→ DATA IN THIS EXERCISE
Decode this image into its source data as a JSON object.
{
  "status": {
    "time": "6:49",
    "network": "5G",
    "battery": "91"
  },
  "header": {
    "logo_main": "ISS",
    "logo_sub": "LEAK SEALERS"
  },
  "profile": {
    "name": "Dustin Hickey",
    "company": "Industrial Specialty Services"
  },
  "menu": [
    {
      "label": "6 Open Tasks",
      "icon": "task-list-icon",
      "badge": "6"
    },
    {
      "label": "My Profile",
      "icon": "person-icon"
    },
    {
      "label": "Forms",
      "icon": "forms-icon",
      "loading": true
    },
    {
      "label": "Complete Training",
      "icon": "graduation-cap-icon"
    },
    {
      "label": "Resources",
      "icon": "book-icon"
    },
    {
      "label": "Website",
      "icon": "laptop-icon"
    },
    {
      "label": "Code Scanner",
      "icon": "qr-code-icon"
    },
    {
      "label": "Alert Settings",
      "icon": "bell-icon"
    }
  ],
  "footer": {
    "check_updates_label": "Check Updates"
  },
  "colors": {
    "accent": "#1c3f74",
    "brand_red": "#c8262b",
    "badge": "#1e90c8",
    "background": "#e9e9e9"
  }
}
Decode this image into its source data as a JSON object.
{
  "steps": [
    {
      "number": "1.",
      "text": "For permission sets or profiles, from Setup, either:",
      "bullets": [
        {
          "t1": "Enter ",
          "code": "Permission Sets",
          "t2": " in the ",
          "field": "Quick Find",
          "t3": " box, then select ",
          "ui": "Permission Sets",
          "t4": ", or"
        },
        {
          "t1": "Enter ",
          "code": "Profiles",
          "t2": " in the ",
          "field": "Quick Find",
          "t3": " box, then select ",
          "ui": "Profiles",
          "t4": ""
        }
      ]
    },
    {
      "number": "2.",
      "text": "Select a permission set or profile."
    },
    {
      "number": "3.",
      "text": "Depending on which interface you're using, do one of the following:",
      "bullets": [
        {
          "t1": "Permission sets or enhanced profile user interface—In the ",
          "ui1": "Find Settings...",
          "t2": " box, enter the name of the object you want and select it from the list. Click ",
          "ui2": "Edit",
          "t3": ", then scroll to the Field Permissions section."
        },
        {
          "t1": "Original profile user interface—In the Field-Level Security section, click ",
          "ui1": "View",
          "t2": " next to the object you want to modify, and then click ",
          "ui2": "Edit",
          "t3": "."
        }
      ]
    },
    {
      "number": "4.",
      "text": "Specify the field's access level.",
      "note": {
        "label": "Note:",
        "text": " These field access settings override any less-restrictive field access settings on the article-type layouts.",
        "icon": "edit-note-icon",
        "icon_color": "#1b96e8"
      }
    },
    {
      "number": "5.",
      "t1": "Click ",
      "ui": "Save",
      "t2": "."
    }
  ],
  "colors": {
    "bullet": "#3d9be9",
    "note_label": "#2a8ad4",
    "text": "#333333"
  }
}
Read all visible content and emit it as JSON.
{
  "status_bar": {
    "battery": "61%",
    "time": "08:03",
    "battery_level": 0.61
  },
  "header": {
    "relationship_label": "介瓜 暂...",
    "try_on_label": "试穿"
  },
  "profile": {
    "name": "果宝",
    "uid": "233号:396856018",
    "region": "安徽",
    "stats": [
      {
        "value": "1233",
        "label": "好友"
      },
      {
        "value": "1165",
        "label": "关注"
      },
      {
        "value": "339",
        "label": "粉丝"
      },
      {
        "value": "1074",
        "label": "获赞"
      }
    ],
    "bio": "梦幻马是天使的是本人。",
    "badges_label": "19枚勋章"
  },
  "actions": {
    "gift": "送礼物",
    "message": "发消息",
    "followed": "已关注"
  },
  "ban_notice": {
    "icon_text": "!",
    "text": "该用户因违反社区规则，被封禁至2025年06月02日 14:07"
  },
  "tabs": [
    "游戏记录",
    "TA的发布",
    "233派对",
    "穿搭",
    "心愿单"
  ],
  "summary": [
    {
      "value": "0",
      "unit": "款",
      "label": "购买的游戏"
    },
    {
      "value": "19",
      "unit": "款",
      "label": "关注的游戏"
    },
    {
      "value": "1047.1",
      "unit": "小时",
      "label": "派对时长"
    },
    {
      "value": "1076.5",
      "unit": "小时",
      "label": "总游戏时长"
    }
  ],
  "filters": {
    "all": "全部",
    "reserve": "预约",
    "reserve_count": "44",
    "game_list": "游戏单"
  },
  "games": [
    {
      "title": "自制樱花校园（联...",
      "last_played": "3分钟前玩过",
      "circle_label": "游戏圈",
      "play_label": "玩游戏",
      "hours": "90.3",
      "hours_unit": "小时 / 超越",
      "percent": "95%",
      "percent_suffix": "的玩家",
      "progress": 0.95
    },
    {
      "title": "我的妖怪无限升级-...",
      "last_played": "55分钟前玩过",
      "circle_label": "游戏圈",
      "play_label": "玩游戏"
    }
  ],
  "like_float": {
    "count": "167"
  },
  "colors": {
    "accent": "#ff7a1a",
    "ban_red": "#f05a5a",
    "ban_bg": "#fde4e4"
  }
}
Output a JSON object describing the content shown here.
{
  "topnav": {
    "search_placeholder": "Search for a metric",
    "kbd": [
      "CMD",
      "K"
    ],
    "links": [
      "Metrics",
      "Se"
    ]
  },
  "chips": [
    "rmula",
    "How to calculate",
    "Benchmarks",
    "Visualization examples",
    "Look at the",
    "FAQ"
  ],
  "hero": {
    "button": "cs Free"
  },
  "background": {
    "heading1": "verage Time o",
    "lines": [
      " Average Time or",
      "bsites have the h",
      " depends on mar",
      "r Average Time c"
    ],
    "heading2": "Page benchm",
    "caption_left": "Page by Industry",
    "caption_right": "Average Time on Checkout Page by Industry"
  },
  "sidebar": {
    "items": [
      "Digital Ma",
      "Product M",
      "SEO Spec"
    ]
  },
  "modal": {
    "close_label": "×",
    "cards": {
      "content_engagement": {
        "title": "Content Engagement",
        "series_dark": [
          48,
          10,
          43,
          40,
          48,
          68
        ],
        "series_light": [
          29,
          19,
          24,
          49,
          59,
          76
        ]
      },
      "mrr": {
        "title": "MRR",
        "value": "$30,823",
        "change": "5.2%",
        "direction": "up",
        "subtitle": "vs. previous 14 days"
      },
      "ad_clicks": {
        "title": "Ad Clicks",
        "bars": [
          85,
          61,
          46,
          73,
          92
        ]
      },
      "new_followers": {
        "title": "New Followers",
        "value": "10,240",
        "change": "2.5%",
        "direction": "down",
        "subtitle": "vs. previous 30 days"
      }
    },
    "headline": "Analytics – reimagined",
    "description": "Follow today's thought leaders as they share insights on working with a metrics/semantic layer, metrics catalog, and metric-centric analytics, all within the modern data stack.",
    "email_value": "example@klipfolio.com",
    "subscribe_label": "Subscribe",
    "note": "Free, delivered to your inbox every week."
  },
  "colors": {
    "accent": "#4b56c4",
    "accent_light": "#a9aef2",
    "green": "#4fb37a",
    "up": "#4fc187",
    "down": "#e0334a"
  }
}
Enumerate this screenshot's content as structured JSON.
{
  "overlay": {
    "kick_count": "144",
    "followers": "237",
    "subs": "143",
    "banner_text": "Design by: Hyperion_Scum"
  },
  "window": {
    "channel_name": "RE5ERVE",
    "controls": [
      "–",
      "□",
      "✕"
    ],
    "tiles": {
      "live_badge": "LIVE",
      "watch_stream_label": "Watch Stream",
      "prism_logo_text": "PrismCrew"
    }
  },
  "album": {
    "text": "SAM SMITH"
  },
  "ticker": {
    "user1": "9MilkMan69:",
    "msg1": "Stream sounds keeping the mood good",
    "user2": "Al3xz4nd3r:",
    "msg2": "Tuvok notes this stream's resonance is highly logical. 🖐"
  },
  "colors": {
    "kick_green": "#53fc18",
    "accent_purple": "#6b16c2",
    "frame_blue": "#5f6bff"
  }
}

→ WHAT YOU WILL DO
Beginning with the line that contains "Enumerate this screenshot's", quote each line exactly through the last line of the entries above, and nothing beyond them.

→ RIGHT ANSWER
Enumerate this screenshot's content as structured JSON.
{
  "overlay": {
    "kick_count": "144",
    "followers": "237",
    "subs": "143",
    "banner_text": "Design by: Hyperion_Scum"
  },
  "window": {
    "channel_name": "RE5ERVE",
    "controls": [
      "–",
      "□",
      "✕"
    ],
    "tiles": {
      "live_badge": "LIVE",
      "watch_stream_label": "Watch Stream",
      "prism_logo_text": "PrismCrew"
    }
  },
  "album": {
    "text": "SAM SMITH"
  },
  "ticker": {
    "user1": "9MilkMan69:",
    "msg1": "Stream sounds keeping the mood good",
    "user2": "Al3xz4nd3r:",
    "msg2": "Tuvok notes this stream's resonance is highly logical. 🖐"
  },
  "colors": {
    "kick_green": "#53fc18",
    "accent_purple": "#6b16c2",
    "frame_blue": "#5f6bff"
  }
}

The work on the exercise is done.